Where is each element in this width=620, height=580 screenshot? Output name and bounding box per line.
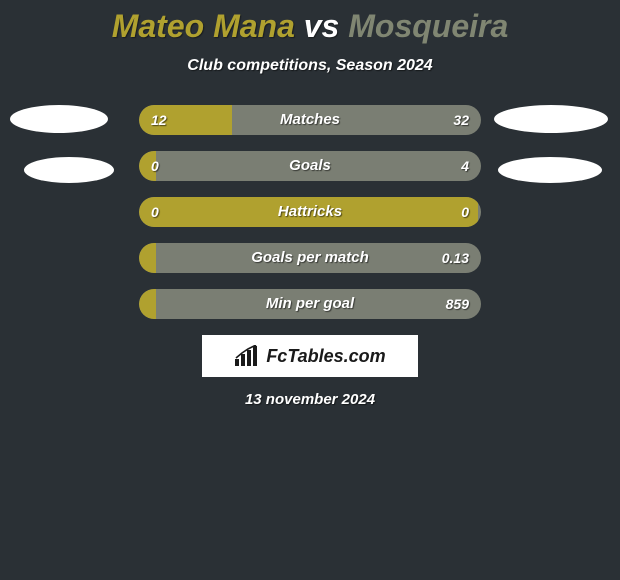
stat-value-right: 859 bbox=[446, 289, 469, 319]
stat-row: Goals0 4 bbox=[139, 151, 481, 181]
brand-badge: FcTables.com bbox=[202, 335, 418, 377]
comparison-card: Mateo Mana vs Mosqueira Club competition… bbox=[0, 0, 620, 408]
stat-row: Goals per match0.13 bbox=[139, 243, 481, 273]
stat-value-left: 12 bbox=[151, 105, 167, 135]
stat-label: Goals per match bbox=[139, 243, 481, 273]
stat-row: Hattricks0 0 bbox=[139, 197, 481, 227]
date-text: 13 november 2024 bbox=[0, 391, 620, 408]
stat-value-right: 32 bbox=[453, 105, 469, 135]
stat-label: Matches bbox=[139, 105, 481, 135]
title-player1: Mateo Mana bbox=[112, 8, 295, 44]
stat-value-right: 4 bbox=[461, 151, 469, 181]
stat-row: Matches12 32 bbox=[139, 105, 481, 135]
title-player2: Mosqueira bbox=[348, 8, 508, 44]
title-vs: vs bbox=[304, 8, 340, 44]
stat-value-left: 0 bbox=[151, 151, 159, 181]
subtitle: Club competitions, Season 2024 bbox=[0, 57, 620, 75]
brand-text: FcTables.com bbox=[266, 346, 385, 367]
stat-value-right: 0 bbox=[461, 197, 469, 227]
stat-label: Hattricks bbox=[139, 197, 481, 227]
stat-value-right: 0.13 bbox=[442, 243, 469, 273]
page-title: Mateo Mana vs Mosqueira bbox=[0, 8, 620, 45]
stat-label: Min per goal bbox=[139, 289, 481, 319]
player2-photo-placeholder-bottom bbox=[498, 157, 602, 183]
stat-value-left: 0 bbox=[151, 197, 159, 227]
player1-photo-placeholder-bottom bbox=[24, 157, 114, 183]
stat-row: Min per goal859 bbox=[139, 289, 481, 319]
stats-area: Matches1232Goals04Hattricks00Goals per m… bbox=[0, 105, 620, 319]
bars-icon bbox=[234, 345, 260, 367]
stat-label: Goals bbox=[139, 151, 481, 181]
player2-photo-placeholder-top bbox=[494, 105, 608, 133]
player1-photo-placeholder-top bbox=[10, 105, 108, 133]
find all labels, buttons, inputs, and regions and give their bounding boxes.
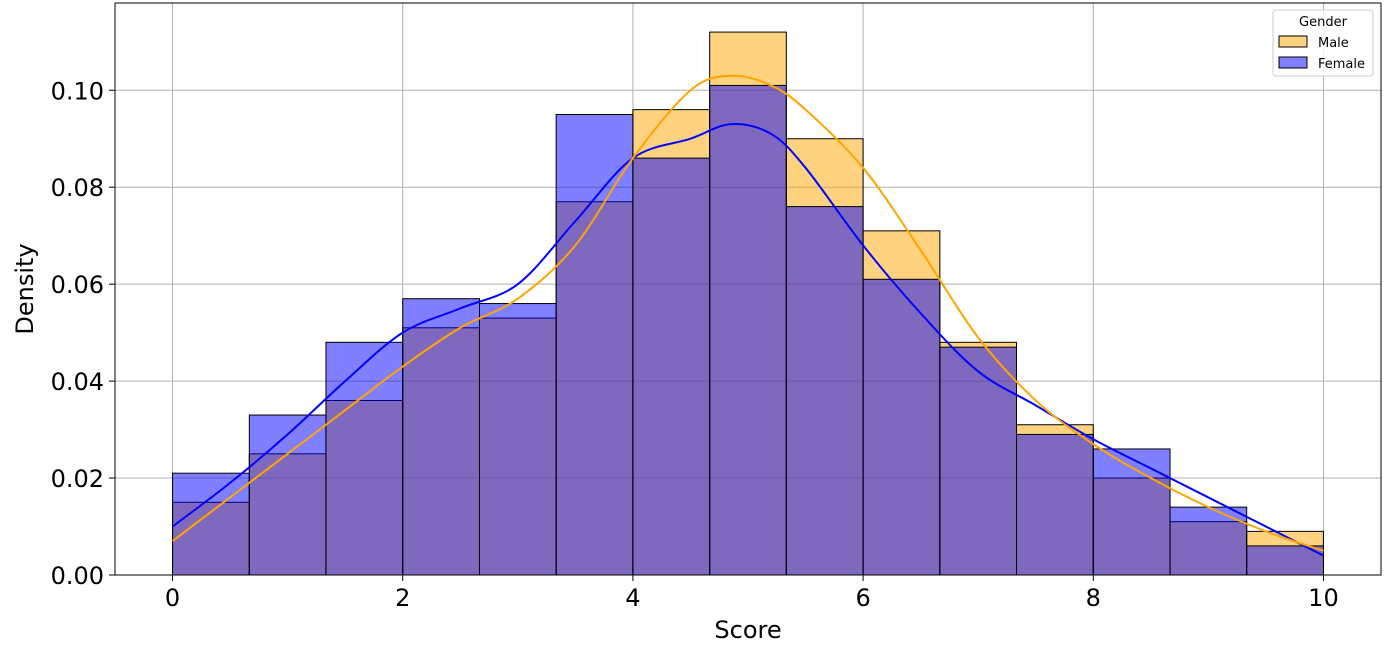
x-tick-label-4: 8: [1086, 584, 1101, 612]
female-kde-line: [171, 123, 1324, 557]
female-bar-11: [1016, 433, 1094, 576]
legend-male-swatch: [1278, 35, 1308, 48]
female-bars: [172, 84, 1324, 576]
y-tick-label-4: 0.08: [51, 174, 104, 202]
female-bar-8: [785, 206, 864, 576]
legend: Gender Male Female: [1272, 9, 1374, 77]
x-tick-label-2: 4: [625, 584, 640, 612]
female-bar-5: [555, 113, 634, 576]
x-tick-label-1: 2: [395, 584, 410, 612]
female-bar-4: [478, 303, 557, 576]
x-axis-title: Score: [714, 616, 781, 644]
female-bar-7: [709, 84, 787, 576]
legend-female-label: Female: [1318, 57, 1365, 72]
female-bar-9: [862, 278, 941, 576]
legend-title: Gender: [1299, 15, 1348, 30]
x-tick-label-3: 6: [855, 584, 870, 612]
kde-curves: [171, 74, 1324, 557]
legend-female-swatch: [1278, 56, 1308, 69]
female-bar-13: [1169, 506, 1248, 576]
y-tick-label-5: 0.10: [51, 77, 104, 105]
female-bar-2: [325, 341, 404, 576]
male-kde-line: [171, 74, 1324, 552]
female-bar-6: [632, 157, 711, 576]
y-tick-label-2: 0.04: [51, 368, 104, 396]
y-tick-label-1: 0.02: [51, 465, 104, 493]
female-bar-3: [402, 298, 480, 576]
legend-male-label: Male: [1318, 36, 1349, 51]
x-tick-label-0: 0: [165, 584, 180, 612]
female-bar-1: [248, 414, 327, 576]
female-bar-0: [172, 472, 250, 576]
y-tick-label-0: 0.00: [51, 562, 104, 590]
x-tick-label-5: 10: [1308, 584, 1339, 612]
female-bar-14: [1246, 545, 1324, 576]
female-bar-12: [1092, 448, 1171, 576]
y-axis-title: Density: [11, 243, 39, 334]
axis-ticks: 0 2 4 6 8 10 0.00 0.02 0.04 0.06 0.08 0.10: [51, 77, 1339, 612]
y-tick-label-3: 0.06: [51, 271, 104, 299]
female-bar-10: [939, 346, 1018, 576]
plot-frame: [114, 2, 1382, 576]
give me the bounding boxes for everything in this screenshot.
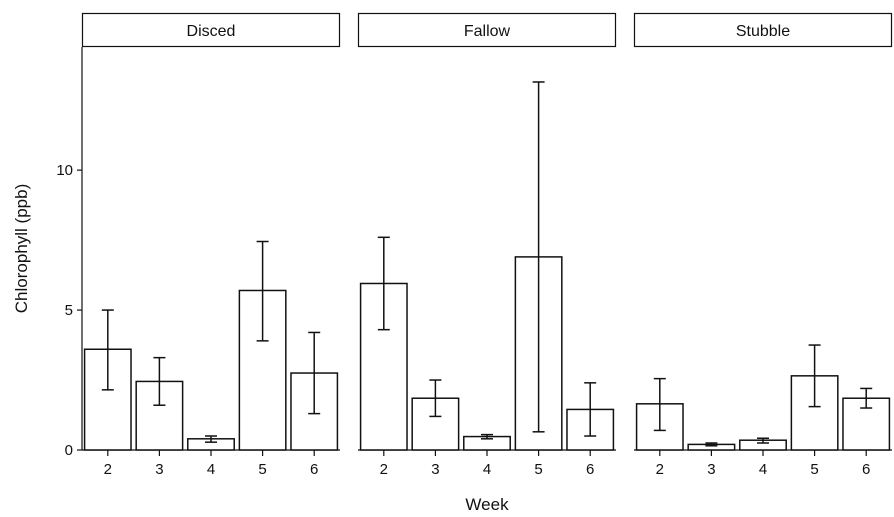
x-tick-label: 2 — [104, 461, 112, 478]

------------------------

WRITTEN PROBLEM:
Can you copy out, character for character, the stretch of the records from the line containing "x-tick-label-4: 8: [1086, 584, 1101, 612]" through the line containing "x-tick-label-1: 2: [395, 584, 410, 612]", with both of those lines included?

RESPONSE TO THIS TASK:
x-tick-label-4: 8: [1086, 584, 1101, 612]
female-kde-line: [171, 123, 1324, 557]
female-bar-11: [1016, 433, 1094, 576]
legend-male-swatch: [1278, 35, 1308, 48]
female-bars: [172, 84, 1324, 576]
y-tick-label-4: 0.08: [51, 174, 104, 202]
female-bar-8: [785, 206, 864, 576]
legend: Gender Male Female: [1272, 9, 1374, 77]
x-tick-label-2: 4: [625, 584, 640, 612]
female-bar-5: [555, 113, 634, 576]
x-tick-label-1: 2: [395, 584, 410, 612]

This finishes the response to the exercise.